Write out the data below in full, unchanged, minus the images.

____ Supplied material

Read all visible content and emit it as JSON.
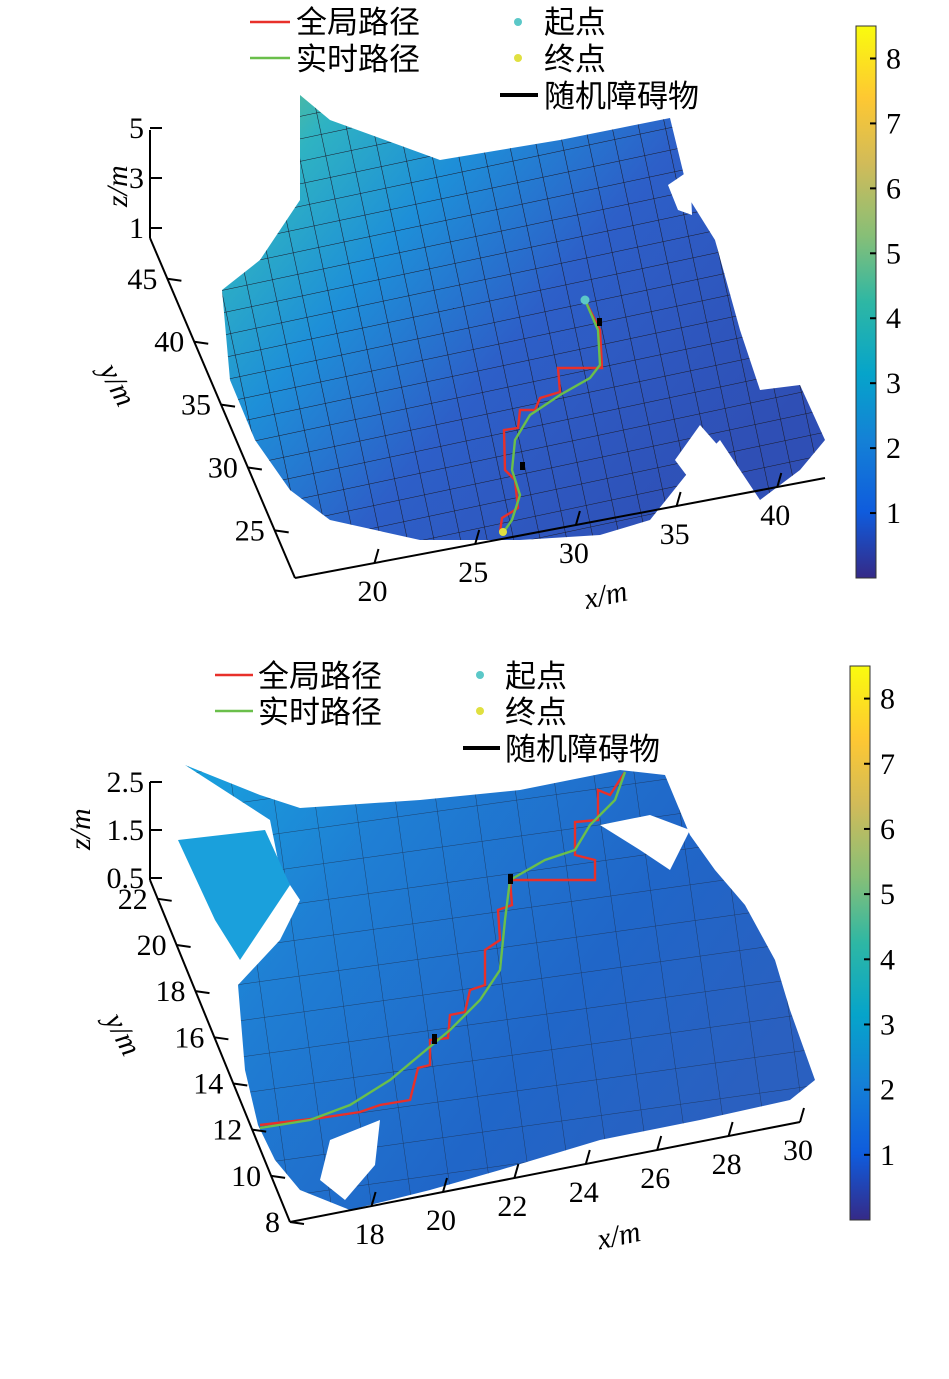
{
  "chart_data": [
    {
      "type": "surface",
      "legend": [
        "全局路径",
        "实时路径",
        "起点",
        "终点",
        "随机障碍物"
      ],
      "legend_colors": [
        "#e8302a",
        "#6abf4b",
        "#5bc8c8",
        "#e0e040",
        "#000000"
      ],
      "xlabel": "x/m",
      "ylabel": "y/m",
      "zlabel": "z/m",
      "xticks": [
        "20",
        "25",
        "30",
        "35",
        "40"
      ],
      "yticks": [
        "25",
        "30",
        "35",
        "40",
        "45"
      ],
      "zticks": [
        "1",
        "3",
        "5"
      ],
      "colorbar": {
        "min": 0,
        "max": 8.5,
        "ticks": [
          "1",
          "2",
          "3",
          "4",
          "5",
          "6",
          "7",
          "8"
        ]
      },
      "start_point": {
        "x": 31,
        "y": 40,
        "z": 1
      },
      "end_point": {
        "x": 26,
        "y": 24,
        "z": 1
      }
    },
    {
      "type": "surface",
      "legend": [
        "全局路径",
        "实时路径",
        "起点",
        "终点",
        "随机障碍物"
      ],
      "legend_colors": [
        "#e8302a",
        "#6abf4b",
        "#5bc8c8",
        "#e0e040",
        "#000000"
      ],
      "xlabel": "x/m",
      "ylabel": "y/m",
      "zlabel": "z/m",
      "xticks": [
        "18",
        "20",
        "22",
        "24",
        "26",
        "28",
        "30"
      ],
      "yticks": [
        "8",
        "10",
        "12",
        "14",
        "16",
        "18",
        "20",
        "22"
      ],
      "zticks": [
        "0.5",
        "1.5",
        "2.5"
      ],
      "colorbar": {
        "min": 0,
        "max": 8.5,
        "ticks": [
          "1",
          "2",
          "3",
          "4",
          "5",
          "6",
          "7",
          "8"
        ]
      },
      "start_point": {
        "x": 25,
        "y": 22,
        "z": 0.5
      },
      "end_point": {
        "x": 17,
        "y": 12,
        "z": 0.5
      }
    }
  ]
}
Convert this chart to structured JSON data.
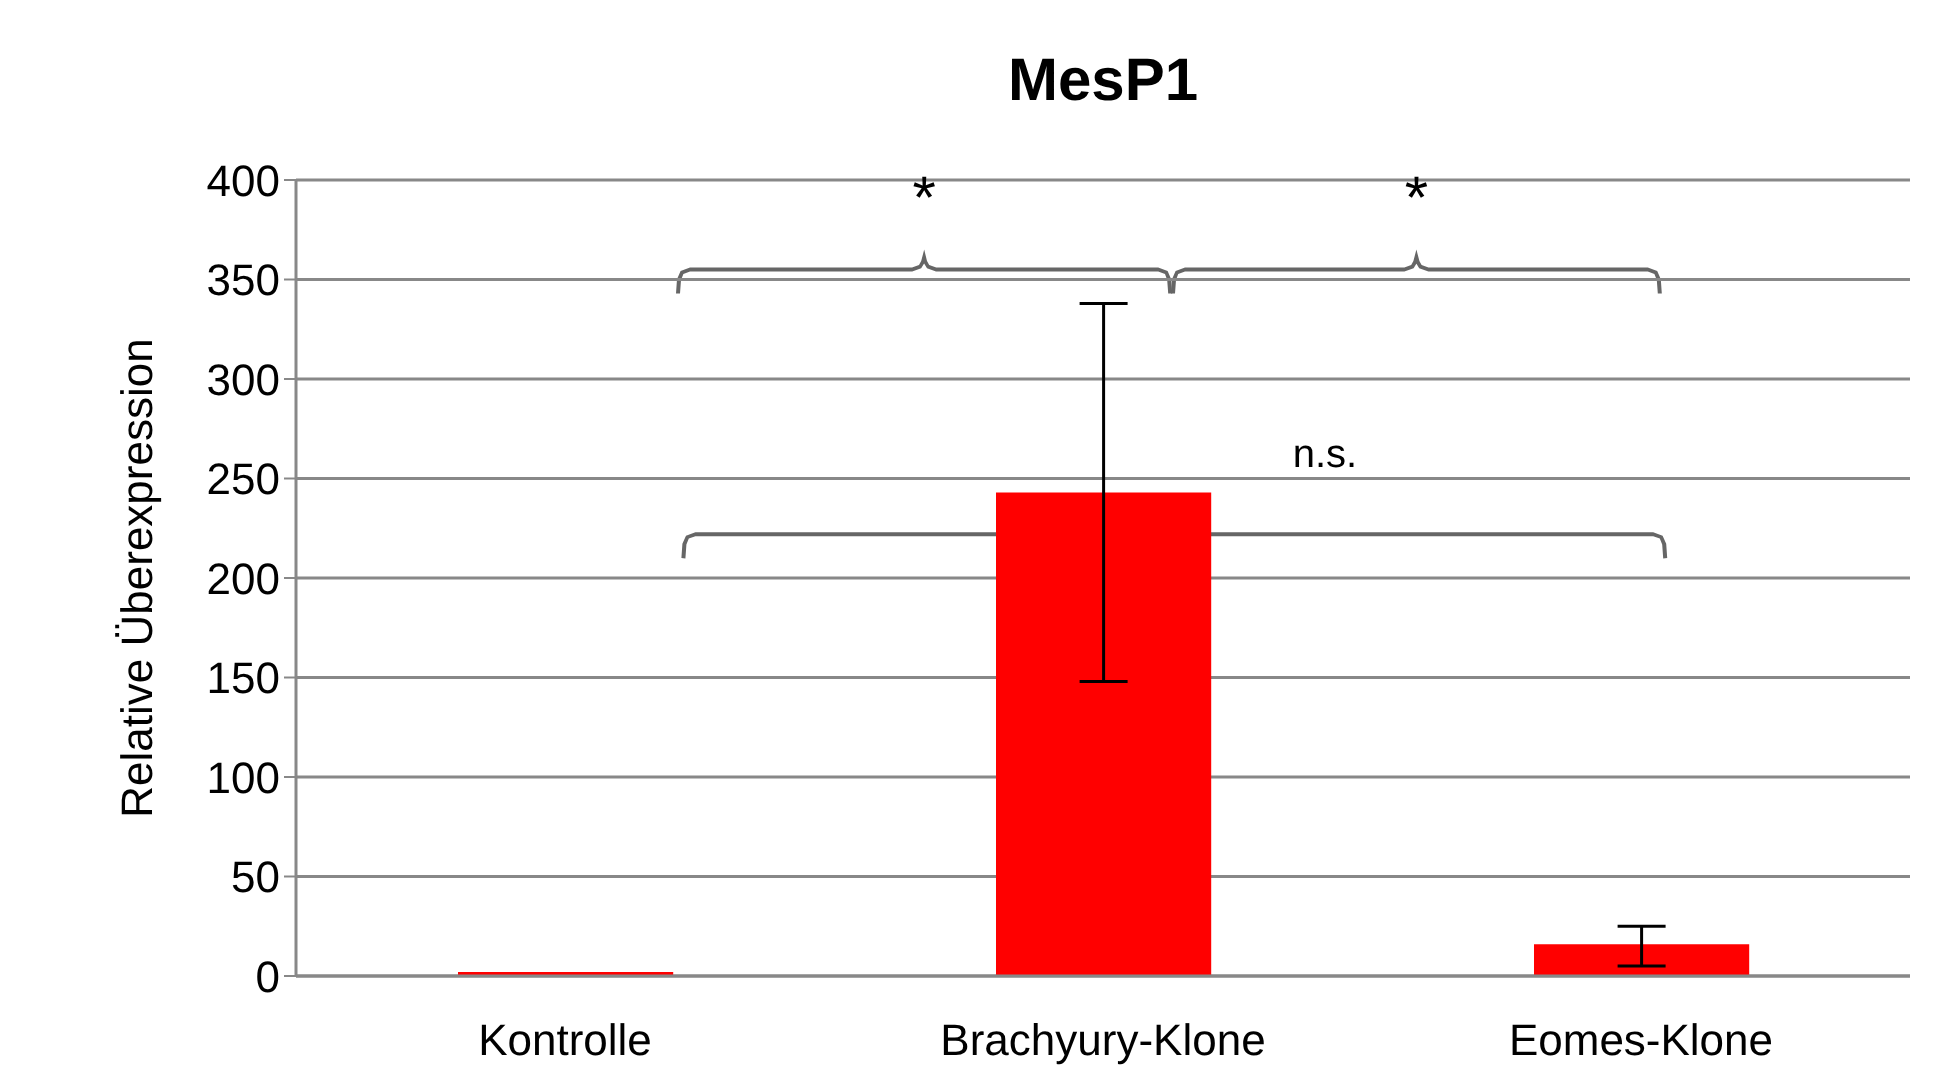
{
  "chart_data": {
    "type": "bar",
    "title": "MesP1",
    "ylabel": "Relative Überexpression",
    "categories": [
      "Kontrolle",
      "Brachyury-Klone",
      "Eomes-Klone"
    ],
    "values": [
      2,
      243,
      16
    ],
    "color": "#ff0000",
    "errors": [
      null,
      [
        148,
        338
      ],
      [
        5,
        25
      ]
    ],
    "ylim": [
      0,
      400
    ],
    "yticks": [
      0,
      50,
      100,
      150,
      200,
      250,
      300,
      350,
      400
    ],
    "grid": "y",
    "legend": false,
    "annotations": [
      "*",
      "*",
      "n.s."
    ]
  }
}
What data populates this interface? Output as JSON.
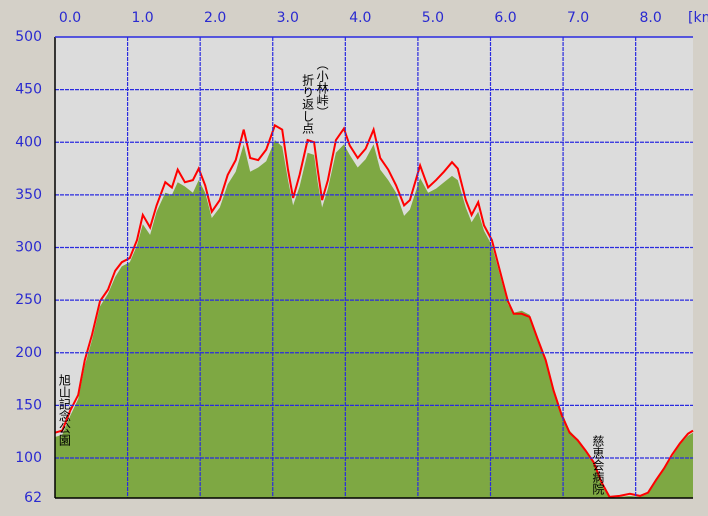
{
  "chart_data": {
    "type": "area",
    "xlabel": "[km]",
    "x": [
      0,
      0.1,
      0.21,
      0.32,
      0.41,
      0.51,
      0.62,
      0.73,
      0.83,
      0.92,
      1.03,
      1.13,
      1.21,
      1.31,
      1.4,
      1.52,
      1.61,
      1.69,
      1.79,
      1.9,
      1.98,
      2.07,
      2.16,
      2.27,
      2.38,
      2.49,
      2.6,
      2.69,
      2.8,
      2.91,
      3.03,
      3.13,
      3.21,
      3.28,
      3.37,
      3.48,
      3.57,
      3.62,
      3.68,
      3.76,
      3.87,
      3.98,
      4.06,
      4.17,
      4.28,
      4.39,
      4.48,
      4.59,
      4.7,
      4.81,
      4.89,
      5.03,
      5.14,
      5.25,
      5.36,
      5.47,
      5.55,
      5.66,
      5.74,
      5.83,
      5.91,
      6.02,
      6.13,
      6.24,
      6.32,
      6.43,
      6.54,
      6.65,
      6.76,
      6.87,
      6.98,
      7.09,
      7.2,
      7.31,
      7.42,
      7.53,
      7.64,
      7.78,
      7.92,
      8.06,
      8.17,
      8.28,
      8.39,
      8.5,
      8.61,
      8.72,
      8.79
    ],
    "series": [
      {
        "color": "#7ea843",
        "style": "area",
        "values": [
          120,
          122,
          140,
          156,
          188,
          212,
          244,
          256,
          272,
          282,
          286,
          302,
          322,
          312,
          334,
          352,
          350,
          362,
          358,
          352,
          364,
          352,
          328,
          338,
          360,
          372,
          398,
          372,
          376,
          382,
          402,
          396,
          364,
          340,
          358,
          390,
          388,
          362,
          338,
          356,
          390,
          398,
          388,
          376,
          384,
          398,
          374,
          364,
          352,
          330,
          336,
          366,
          352,
          356,
          362,
          368,
          364,
          338,
          324,
          334,
          316,
          302,
          274,
          246,
          238,
          240,
          236,
          214,
          194,
          166,
          144,
          126,
          118,
          106,
          95,
          76,
          62,
          63,
          64,
          63,
          66,
          78,
          89,
          101,
          113,
          121,
          124
        ]
      },
      {
        "color": "#ff0000",
        "style": "line",
        "values": [
          124,
          126,
          145,
          160,
          193,
          217,
          249,
          260,
          278,
          286,
          290,
          307,
          331,
          319,
          340,
          362,
          357,
          374,
          362,
          364,
          375,
          359,
          334,
          345,
          369,
          383,
          412,
          385,
          383,
          393,
          416,
          412,
          374,
          347,
          369,
          402,
          400,
          374,
          345,
          364,
          402,
          413,
          397,
          385,
          394,
          412,
          385,
          374,
          359,
          340,
          345,
          378,
          357,
          364,
          372,
          381,
          375,
          345,
          331,
          343,
          321,
          307,
          278,
          249,
          237,
          237,
          234,
          213,
          193,
          164,
          141,
          124,
          117,
          107,
          96,
          77,
          63,
          64,
          66,
          64,
          67,
          79,
          90,
          103,
          114,
          123,
          126
        ]
      }
    ],
    "xlim": [
      0,
      8.79
    ],
    "ylim": [
      62,
      500
    ],
    "xticks": [
      {
        "value": 0,
        "label": "0.0"
      },
      {
        "value": 1,
        "label": "1.0"
      },
      {
        "value": 2,
        "label": "2.0"
      },
      {
        "value": 3,
        "label": "3.0"
      },
      {
        "value": 4,
        "label": "4.0"
      },
      {
        "value": 5,
        "label": "5.0"
      },
      {
        "value": 6,
        "label": "6.0"
      },
      {
        "value": 7,
        "label": "7.0"
      },
      {
        "value": 8,
        "label": "8.0"
      }
    ],
    "yticks": [
      62,
      100,
      150,
      200,
      250,
      300,
      350,
      400,
      450,
      500
    ],
    "grid": true,
    "annotations": [
      {
        "text": "旭山記念公園",
        "x": 0.13,
        "y": 180
      },
      {
        "text": "（小林峠）",
        "x": 3.68,
        "y": 480
      },
      {
        "text": "折り返し点",
        "x": 3.48,
        "y": 465
      },
      {
        "text": "慈恵会病院",
        "x": 7.48,
        "y": 122
      }
    ]
  }
}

________

Expected answer:
Read all visible content and emit it as JSON.
{
  "chart_data": [
    {
      "type": "surface",
      "legend": [
        "全局路径",
        "实时路径",
        "起点",
        "终点",
        "随机障碍物"
      ],
      "legend_colors": [
        "#e8302a",
        "#6abf4b",
        "#5bc8c8",
        "#e0e040",
        "#000000"
      ],
      "xlabel": "x/m",
      "ylabel": "y/m",
      "zlabel": "z/m",
      "xticks": [
        "20",
        "25",
        "30",
        "35",
        "40"
      ],
      "yticks": [
        "25",
        "30",
        "35",
        "40",
        "45"
      ],
      "zticks": [
        "1",
        "3",
        "5"
      ],
      "colorbar": {
        "min": 0,
        "max": 8.5,
        "ticks": [
          "1",
          "2",
          "3",
          "4",
          "5",
          "6",
          "7",
          "8"
        ]
      },
      "start_point": {
        "x": 31,
        "y": 40,
        "z": 1
      },
      "end_point": {
        "x": 26,
        "y": 24,
        "z": 1
      }
    },
    {
      "type": "surface",
      "legend": [
        "全局路径",
        "实时路径",
        "起点",
        "终点",
        "随机障碍物"
      ],
      "legend_colors": [
        "#e8302a",
        "#6abf4b",
        "#5bc8c8",
        "#e0e040",
        "#000000"
      ],
      "xlabel": "x/m",
      "ylabel": "y/m",
      "zlabel": "z/m",
      "xticks": [
        "18",
        "20",
        "22",
        "24",
        "26",
        "28",
        "30"
      ],
      "yticks": [
        "8",
        "10",
        "12",
        "14",
        "16",
        "18",
        "20",
        "22"
      ],
      "zticks": [
        "0.5",
        "1.5",
        "2.5"
      ],
      "colorbar": {
        "min": 0,
        "max": 8.5,
        "ticks": [
          "1",
          "2",
          "3",
          "4",
          "5",
          "6",
          "7",
          "8"
        ]
      },
      "start_point": {
        "x": 25,
        "y": 22,
        "z": 0.5
      },
      "end_point": {
        "x": 17,
        "y": 12,
        "z": 0.5
      }
    }
  ]
}
Convert this chart to structured JSON data.
{
  "chart_data": {
    "type": "bar",
    "title": "MesP1",
    "ylabel": "Relative Überexpression",
    "categories": [
      "Kontrolle",
      "Brachyury-Klone",
      "Eomes-Klone"
    ],
    "values": [
      2,
      243,
      16
    ],
    "color": "#ff0000",
    "errors": [
      null,
      [
        148,
        338
      ],
      [
        5,
        25
      ]
    ],
    "ylim": [
      0,
      400
    ],
    "yticks": [
      0,
      50,
      100,
      150,
      200,
      250,
      300,
      350,
      400
    ],
    "grid": "y",
    "legend": false,
    "annotations": [
      "*",
      "*",
      "n.s."
    ]
  }
}
What data populates this interface? Output as JSON.
{
  "chart_data": {
    "type": "area",
    "xlabel": "[km]",
    "x": [
      0,
      0.1,
      0.21,
      0.32,
      0.41,
      0.51,
      0.62,
      0.73,
      0.83,
      0.92,
      1.03,
      1.13,
      1.21,
      1.31,
      1.4,
      1.52,
      1.61,
      1.69,
      1.79,
      1.9,
      1.98,
      2.07,
      2.16,
      2.27,
      2.38,
      2.49,
      2.6,
      2.69,
      2.8,
      2.91,
      3.03,
      3.13,
      3.21,
      3.28,
      3.37,
      3.48,
      3.57,
      3.62,
      3.68,
      3.76,
      3.87,
      3.98,
      4.06,
      4.17,
      4.28,
      4.39,
      4.48,
      4.59,
      4.7,
      4.81,
      4.89,
      5.03,
      5.14,
      5.25,
      5.36,
      5.47,
      5.55,
      5.66,
      5.74,
      5.83,
      5.91,
      6.02,
      6.13,
      6.24,
      6.32,
      6.43,
      6.54,
      6.65,
      6.76,
      6.87,
      6.98,
      7.09,
      7.2,
      7.31,
      7.42,
      7.53,
      7.64,
      7.78,
      7.92,
      8.06,
      8.17,
      8.28,
      8.39,
      8.5,
      8.61,
      8.72,
      8.79
    ],
    "series": [
      {
        "color": "#7ea843",
        "style": "area",
        "values": [
          120,
          122,
          140,
          156,
          188,
          212,
          244,
          256,
          272,
          282,
          286,
          302,
          322,
          312,
          334,
          352,
          350,
          362,
          358,
          352,
          364,
          352,
          328,
          338,
          360,
          372,
          398,
          372,
          376,
          382,
          402,
          396,
          364,
          340,
          358,
          390,
          388,
          362,
          338,
          356,
          390,
          398,
          388,
          376,
          384,
          398,
          374,
          364,
          352,
          330,
          336,
          366,
          352,
          356,
          362,
          368,
          364,
          338,
          324,
          334,
          316,
          302,
          274,
          246,
          238,
          240,
          236,
          214,
          194,
          166,
          144,
          126,
          118,
          106,
          95,
          76,
          62,
          63,
          64,
          63,
          66,
          78,
          89,
          101,
          113,
          121,
          124
        ]
      },
      {
        "color": "#ff0000",
        "style": "line",
        "values": [
          124,
          126,
          145,
          160,
          193,
          217,
          249,
          260,
          278,
          286,
          290,
          307,
          331,
          319,
          340,
          362,
          357,
          374,
          362,
          364,
          375,
          359,
          334,
          345,
          369,
          383,
          412,
          385,
          383,
          393,
          416,
          412,
          374,
          347,
          369,
          402,
          400,
          374,
          345,
          364,
          402,
          413,
          397,
          385,
          394,
          412,
          385,
          374,
          359,
          340,
          345,
          378,
          357,
          364,
          372,
          381,
          375,
          345,
          331,
          343,
          321,
          307,
          278,
          249,
          237,
          237,
          234,
          213,
          193,
          164,
          141,
          124,
          117,
          107,
          96,
          77,
          63,
          64,
          66,
          64,
          67,
          79,
          90,
          103,
          114,
          123,
          126
        ]
      }
    ],
    "xlim": [
      0,
      8.79
    ],
    "ylim": [
      62,
      500
    ],
    "xticks": [
      {
        "value": 0,
        "label": "0.0"
      },
      {
        "value": 1,
        "label": "1.0"
      },
      {
        "value": 2,
        "label": "2.0"
      },
      {
        "value": 3,
        "label": "3.0"
      },
      {
        "value": 4,
        "label": "4.0"
      },
      {
        "value": 5,
        "label": "5.0"
      },
      {
        "value": 6,
        "label": "6.0"
      },
      {
        "value": 7,
        "label": "7.0"
      },
      {
        "value": 8,
        "label": "8.0"
      }
    ],
    "yticks": [
      62,
      100,
      150,
      200,
      250,
      300,
      350,
      400,
      450,
      500
    ],
    "grid": true,
    "annotations": [
      {
        "text": "旭山記念公園",
        "x": 0.13,
        "y": 180
      },
      {
        "text": "（小林峠）",
        "x": 3.68,
        "y": 480
      },
      {
        "text": "折り返し点",
        "x": 3.48,
        "y": 465
      },
      {
        "text": "慈恵会病院",
        "x": 7.48,
        "y": 122
      }
    ]
  }
}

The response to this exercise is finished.